--- START OF Input records ---

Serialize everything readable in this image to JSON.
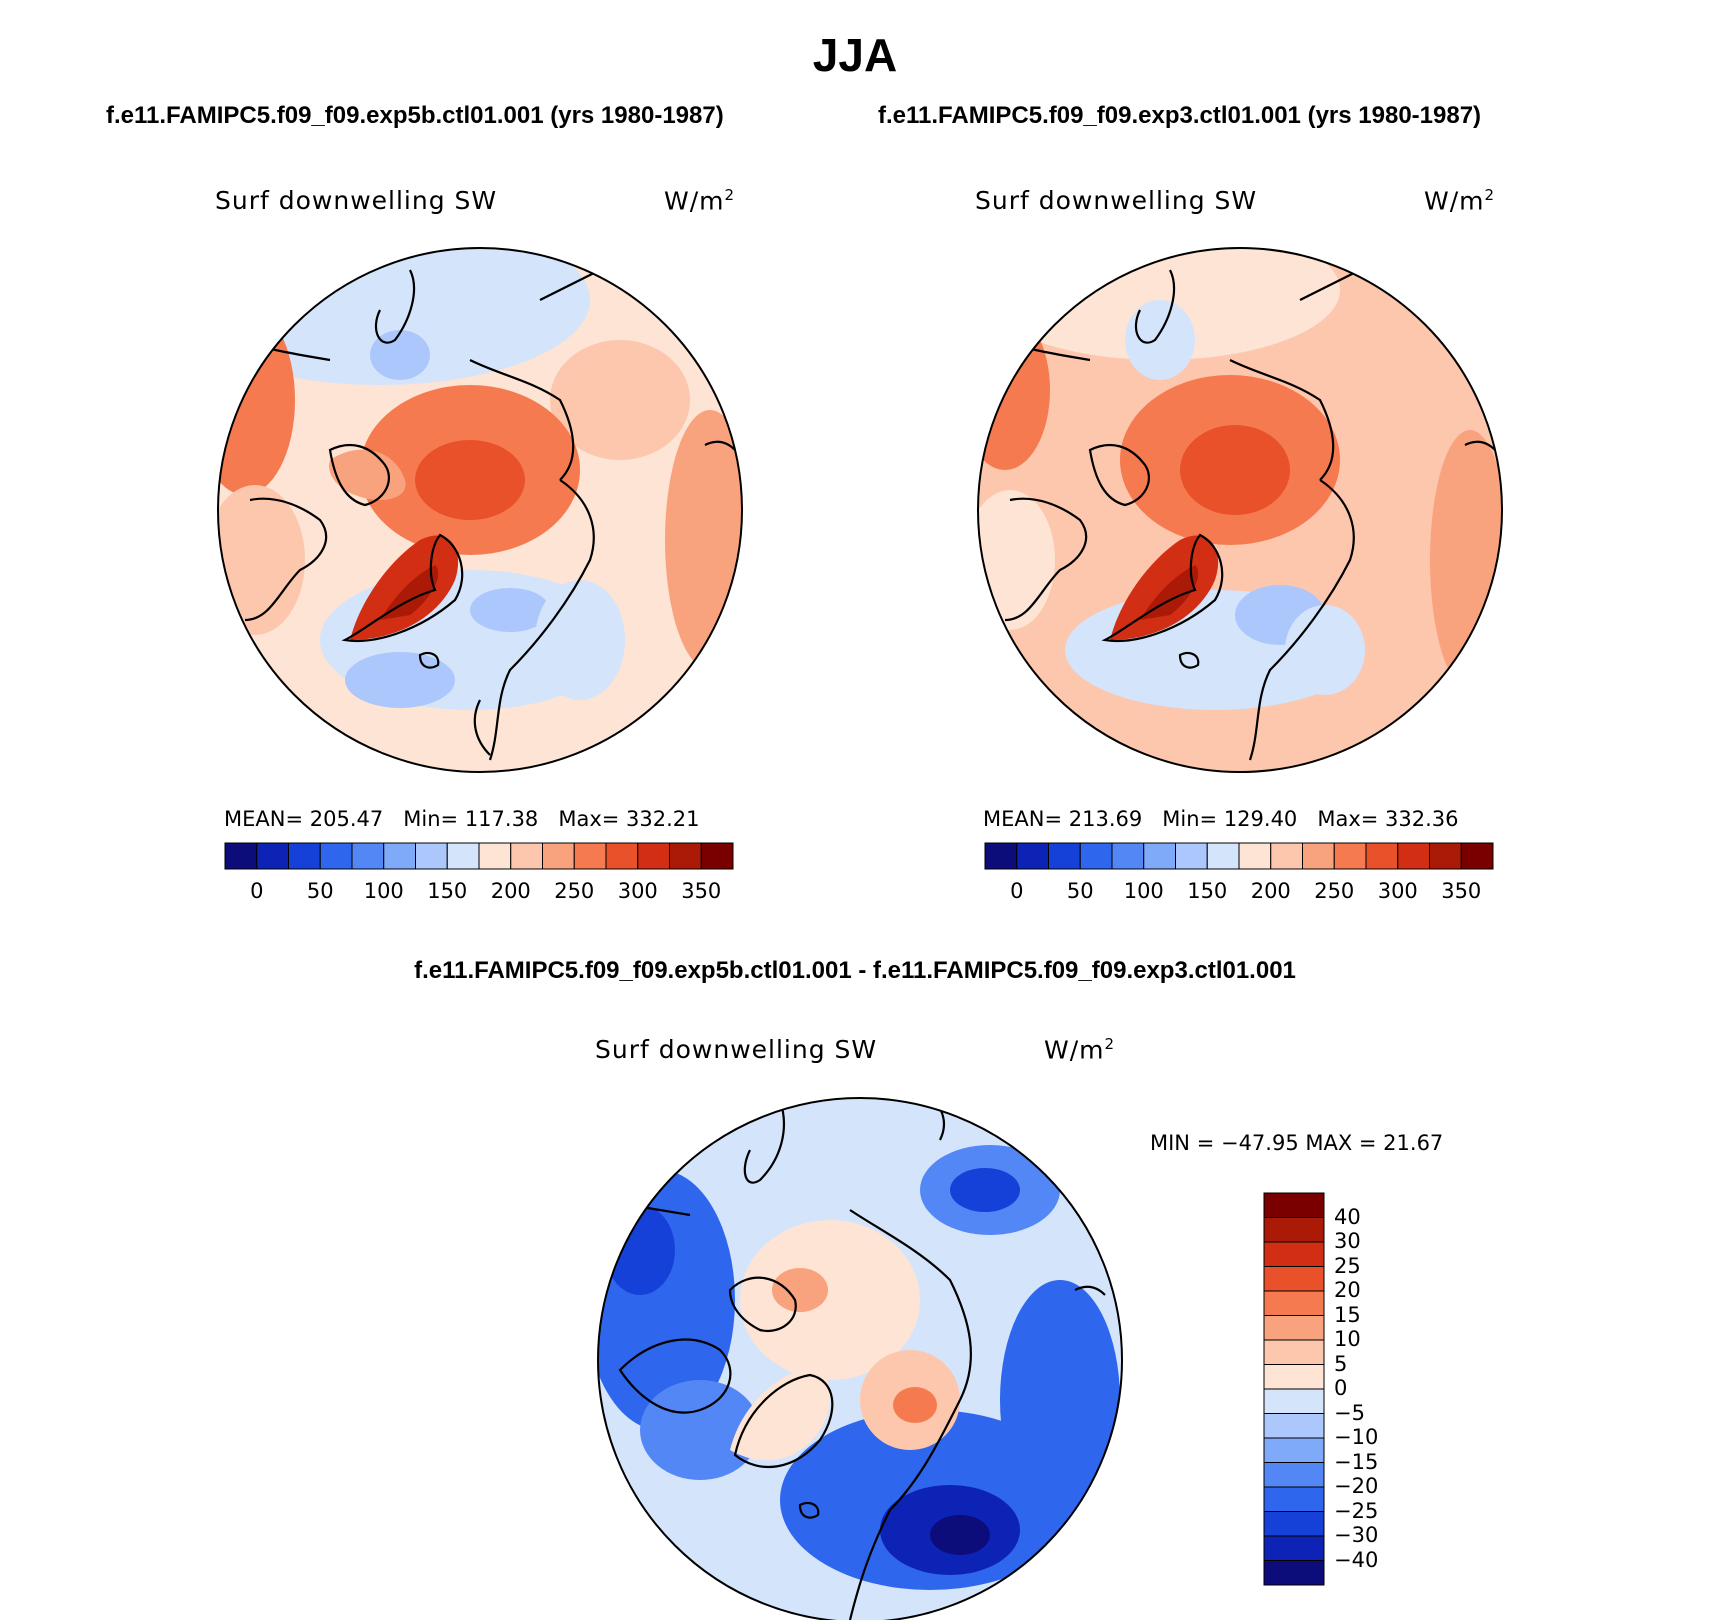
{
  "title": "JJA",
  "panel_left": {
    "case": "f.e11.FAMIPC5.f09_f09.exp5b.ctl01.001 (yrs 1980-1987)",
    "variable": "Surf downwelling SW",
    "units_base": "W/m",
    "units_exp": "2",
    "mean_label": "MEAN=",
    "mean": "205.47",
    "min_label": "Min=",
    "min": "117.38",
    "max_label": "Max=",
    "max": "332.21"
  },
  "panel_right": {
    "case": "f.e11.FAMIPC5.f09_f09.exp3.ctl01.001 (yrs 1980-1987)",
    "variable": "Surf downwelling SW",
    "units_base": "W/m",
    "units_exp": "2",
    "mean_label": "MEAN=",
    "mean": "213.69",
    "min_label": "Min=",
    "min": "129.40",
    "max_label": "Max=",
    "max": "332.36"
  },
  "panel_diff": {
    "case": "f.e11.FAMIPC5.f09_f09.exp5b.ctl01.001 - f.e11.FAMIPC5.f09_f09.exp3.ctl01.001",
    "variable": "Surf downwelling SW",
    "units_base": "W/m",
    "units_exp": "2",
    "minmax": "MIN = −47.95 MAX =  21.67"
  },
  "chart_data": [
    {
      "type": "heatmap",
      "projection": "north polar stereographic",
      "title": "Surf downwelling SW",
      "units": "W/m2",
      "case": "f.e11.FAMIPC5.f09_f09.exp5b.ctl01.001 (yrs 1980-1987)",
      "mean": 205.47,
      "min": 117.38,
      "max": 332.21,
      "colorbar_ticks": [
        "0",
        "50",
        "100",
        "150",
        "200",
        "250",
        "300",
        "350"
      ],
      "colorbar_colors": [
        "#0c0c7a",
        "#0d23b5",
        "#1541d8",
        "#2f66ee",
        "#5287f5",
        "#7fa9f9",
        "#abc7fb",
        "#d4e4fb",
        "#fde4d4",
        "#fcc7ad",
        "#f9a27e",
        "#f57a4f",
        "#e9512b",
        "#d12e13",
        "#aa1a07",
        "#7a0000"
      ]
    },
    {
      "type": "heatmap",
      "projection": "north polar stereographic",
      "title": "Surf downwelling SW",
      "units": "W/m2",
      "case": "f.e11.FAMIPC5.f09_f09.exp3.ctl01.001 (yrs 1980-1987)",
      "mean": 213.69,
      "min": 129.4,
      "max": 332.36,
      "colorbar_ticks": [
        "0",
        "50",
        "100",
        "150",
        "200",
        "250",
        "300",
        "350"
      ],
      "colorbar_colors": [
        "#0c0c7a",
        "#0d23b5",
        "#1541d8",
        "#2f66ee",
        "#5287f5",
        "#7fa9f9",
        "#abc7fb",
        "#d4e4fb",
        "#fde4d4",
        "#fcc7ad",
        "#f9a27e",
        "#f57a4f",
        "#e9512b",
        "#d12e13",
        "#aa1a07",
        "#7a0000"
      ]
    },
    {
      "type": "heatmap",
      "projection": "north polar stereographic",
      "title": "Surf downwelling SW",
      "units": "W/m2",
      "case": "f.e11.FAMIPC5.f09_f09.exp5b.ctl01.001 - f.e11.FAMIPC5.f09_f09.exp3.ctl01.001",
      "min": -47.95,
      "max": 21.67,
      "colorbar_ticks": [
        "40",
        "30",
        "25",
        "20",
        "15",
        "10",
        "5",
        "0",
        "−5",
        "−10",
        "−15",
        "−20",
        "−25",
        "−30",
        "−40"
      ],
      "colorbar_colors": [
        "#7a0000",
        "#aa1a07",
        "#d12e13",
        "#e9512b",
        "#f57a4f",
        "#f9a27e",
        "#fcc7ad",
        "#fde4d4",
        "#d4e4fb",
        "#abc7fb",
        "#7fa9f9",
        "#5287f5",
        "#2f66ee",
        "#1541d8",
        "#0d23b5",
        "#0c0c7a"
      ]
    }
  ]
}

--- END OF Input records ---

**What needs to be done:** Give an exact reproduction of every line, leaving out any picture.

**Result:**
Serialize everything readable in this image to JSON.
{
  "title": "JJA",
  "panel_left": {
    "case": "f.e11.FAMIPC5.f09_f09.exp5b.ctl01.001 (yrs 1980-1987)",
    "variable": "Surf downwelling SW",
    "units_base": "W/m",
    "units_exp": "2",
    "mean_label": "MEAN=",
    "mean": "205.47",
    "min_label": "Min=",
    "min": "117.38",
    "max_label": "Max=",
    "max": "332.21"
  },
  "panel_right": {
    "case": "f.e11.FAMIPC5.f09_f09.exp3.ctl01.001 (yrs 1980-1987)",
    "variable": "Surf downwelling SW",
    "units_base": "W/m",
    "units_exp": "2",
    "mean_label": "MEAN=",
    "mean": "213.69",
    "min_label": "Min=",
    "min": "129.40",
    "max_label": "Max=",
    "max": "332.36"
  },
  "panel_diff": {
    "case": "f.e11.FAMIPC5.f09_f09.exp5b.ctl01.001 - f.e11.FAMIPC5.f09_f09.exp3.ctl01.001",
    "variable": "Surf downwelling SW",
    "units_base": "W/m",
    "units_exp": "2",
    "minmax": "MIN = −47.95 MAX =  21.67"
  },
  "chart_data": [
    {
      "type": "heatmap",
      "projection": "north polar stereographic",
      "title": "Surf downwelling SW",
      "units": "W/m2",
      "case": "f.e11.FAMIPC5.f09_f09.exp5b.ctl01.001 (yrs 1980-1987)",
      "mean": 205.47,
      "min": 117.38,
      "max": 332.21,
      "colorbar_ticks": [
        "0",
        "50",
        "100",
        "150",
        "200",
        "250",
        "300",
        "350"
      ],
      "colorbar_colors": [
        "#0c0c7a",
        "#0d23b5",
        "#1541d8",
        "#2f66ee",
        "#5287f5",
        "#7fa9f9",
        "#abc7fb",
        "#d4e4fb",
        "#fde4d4",
        "#fcc7ad",
        "#f9a27e",
        "#f57a4f",
        "#e9512b",
        "#d12e13",
        "#aa1a07",
        "#7a0000"
      ]
    },
    {
      "type": "heatmap",
      "projection": "north polar stereographic",
      "title": "Surf downwelling SW",
      "units": "W/m2",
      "case": "f.e11.FAMIPC5.f09_f09.exp3.ctl01.001 (yrs 1980-1987)",
      "mean": 213.69,
      "min": 129.4,
      "max": 332.36,
      "colorbar_ticks": [
        "0",
        "50",
        "100",
        "150",
        "200",
        "250",
        "300",
        "350"
      ],
      "colorbar_colors": [
        "#0c0c7a",
        "#0d23b5",
        "#1541d8",
        "#2f66ee",
        "#5287f5",
        "#7fa9f9",
        "#abc7fb",
        "#d4e4fb",
        "#fde4d4",
        "#fcc7ad",
        "#f9a27e",
        "#f57a4f",
        "#e9512b",
        "#d12e13",
        "#aa1a07",
        "#7a0000"
      ]
    },
    {
      "type": "heatmap",
      "projection": "north polar stereographic",
      "title": "Surf downwelling SW",
      "units": "W/m2",
      "case": "f.e11.FAMIPC5.f09_f09.exp5b.ctl01.001 - f.e11.FAMIPC5.f09_f09.exp3.ctl01.001",
      "min": -47.95,
      "max": 21.67,
      "colorbar_ticks": [
        "40",
        "30",
        "25",
        "20",
        "15",
        "10",
        "5",
        "0",
        "−5",
        "−10",
        "−15",
        "−20",
        "−25",
        "−30",
        "−40"
      ],
      "colorbar_colors": [
        "#7a0000",
        "#aa1a07",
        "#d12e13",
        "#e9512b",
        "#f57a4f",
        "#f9a27e",
        "#fcc7ad",
        "#fde4d4",
        "#d4e4fb",
        "#abc7fb",
        "#7fa9f9",
        "#5287f5",
        "#2f66ee",
        "#1541d8",
        "#0d23b5",
        "#0c0c7a"
      ]
    }
  ]
}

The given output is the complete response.